Which lines of the listing contain the string "curve", matched with case counting? Pull out each of those lines in full.

INPUT.
------------------------------------
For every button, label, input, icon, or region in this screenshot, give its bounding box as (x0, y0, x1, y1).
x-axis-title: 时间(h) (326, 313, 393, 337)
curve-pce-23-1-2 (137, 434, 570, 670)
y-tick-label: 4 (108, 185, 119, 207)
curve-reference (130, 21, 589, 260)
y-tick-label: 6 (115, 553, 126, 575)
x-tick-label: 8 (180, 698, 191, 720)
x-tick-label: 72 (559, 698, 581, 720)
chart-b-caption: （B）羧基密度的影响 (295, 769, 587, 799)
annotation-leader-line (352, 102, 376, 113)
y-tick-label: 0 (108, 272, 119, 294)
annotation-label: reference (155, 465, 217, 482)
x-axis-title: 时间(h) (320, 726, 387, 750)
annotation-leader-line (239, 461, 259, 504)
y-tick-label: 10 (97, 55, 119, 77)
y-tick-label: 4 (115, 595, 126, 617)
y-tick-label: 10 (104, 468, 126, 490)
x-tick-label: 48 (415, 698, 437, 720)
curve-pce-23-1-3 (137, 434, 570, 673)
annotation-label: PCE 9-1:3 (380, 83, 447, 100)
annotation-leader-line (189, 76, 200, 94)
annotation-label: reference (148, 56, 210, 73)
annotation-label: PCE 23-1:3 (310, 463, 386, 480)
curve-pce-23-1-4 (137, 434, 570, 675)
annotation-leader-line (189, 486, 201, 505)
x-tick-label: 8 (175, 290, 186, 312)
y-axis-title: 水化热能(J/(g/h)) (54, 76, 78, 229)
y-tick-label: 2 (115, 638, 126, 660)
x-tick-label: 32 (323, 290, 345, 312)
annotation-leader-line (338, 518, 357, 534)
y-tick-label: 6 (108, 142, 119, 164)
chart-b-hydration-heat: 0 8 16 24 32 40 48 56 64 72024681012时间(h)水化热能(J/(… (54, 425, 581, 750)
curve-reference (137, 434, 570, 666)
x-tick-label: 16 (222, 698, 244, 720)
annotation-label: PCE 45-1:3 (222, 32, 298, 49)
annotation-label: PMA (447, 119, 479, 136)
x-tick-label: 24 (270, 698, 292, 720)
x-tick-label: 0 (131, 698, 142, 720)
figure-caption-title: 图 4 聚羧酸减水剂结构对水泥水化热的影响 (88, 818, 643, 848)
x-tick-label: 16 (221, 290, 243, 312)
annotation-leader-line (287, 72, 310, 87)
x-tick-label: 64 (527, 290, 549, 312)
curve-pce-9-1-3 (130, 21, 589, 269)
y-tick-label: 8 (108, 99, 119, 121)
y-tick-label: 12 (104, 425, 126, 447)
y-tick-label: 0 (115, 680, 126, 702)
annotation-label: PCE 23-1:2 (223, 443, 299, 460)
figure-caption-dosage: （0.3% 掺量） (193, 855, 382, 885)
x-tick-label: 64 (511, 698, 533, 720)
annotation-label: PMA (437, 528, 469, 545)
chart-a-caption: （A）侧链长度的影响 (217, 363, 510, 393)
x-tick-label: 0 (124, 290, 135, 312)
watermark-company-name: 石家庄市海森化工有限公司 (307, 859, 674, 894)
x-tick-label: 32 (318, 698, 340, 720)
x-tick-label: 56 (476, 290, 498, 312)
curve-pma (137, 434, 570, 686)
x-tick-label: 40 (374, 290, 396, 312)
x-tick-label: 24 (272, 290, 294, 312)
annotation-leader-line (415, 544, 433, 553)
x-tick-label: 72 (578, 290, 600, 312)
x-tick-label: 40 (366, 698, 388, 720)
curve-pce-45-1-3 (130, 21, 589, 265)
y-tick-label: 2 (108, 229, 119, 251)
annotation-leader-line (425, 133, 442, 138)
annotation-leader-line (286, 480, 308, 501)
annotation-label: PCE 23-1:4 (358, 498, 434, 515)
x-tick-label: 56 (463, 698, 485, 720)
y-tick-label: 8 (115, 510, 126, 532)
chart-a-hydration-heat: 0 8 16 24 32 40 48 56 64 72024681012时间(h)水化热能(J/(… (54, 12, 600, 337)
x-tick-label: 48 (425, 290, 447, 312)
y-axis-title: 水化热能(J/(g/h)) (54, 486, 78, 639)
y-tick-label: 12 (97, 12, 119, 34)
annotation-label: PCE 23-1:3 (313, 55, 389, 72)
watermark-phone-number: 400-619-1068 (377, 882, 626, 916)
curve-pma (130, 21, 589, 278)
------------------------------------
WORKED SOLUTION.
curve-pce-23-1-2 (137, 434, 570, 670)
curve-reference (130, 21, 589, 260)
curve-pce-23-1-3 (137, 434, 570, 673)
curve-pce-23-1-4 (137, 434, 570, 675)
curve-reference (137, 434, 570, 666)
curve-pce-9-1-3 (130, 21, 589, 269)
curve-pma (137, 434, 570, 686)
curve-pce-45-1-3 (130, 21, 589, 265)
curve-pma (130, 21, 589, 278)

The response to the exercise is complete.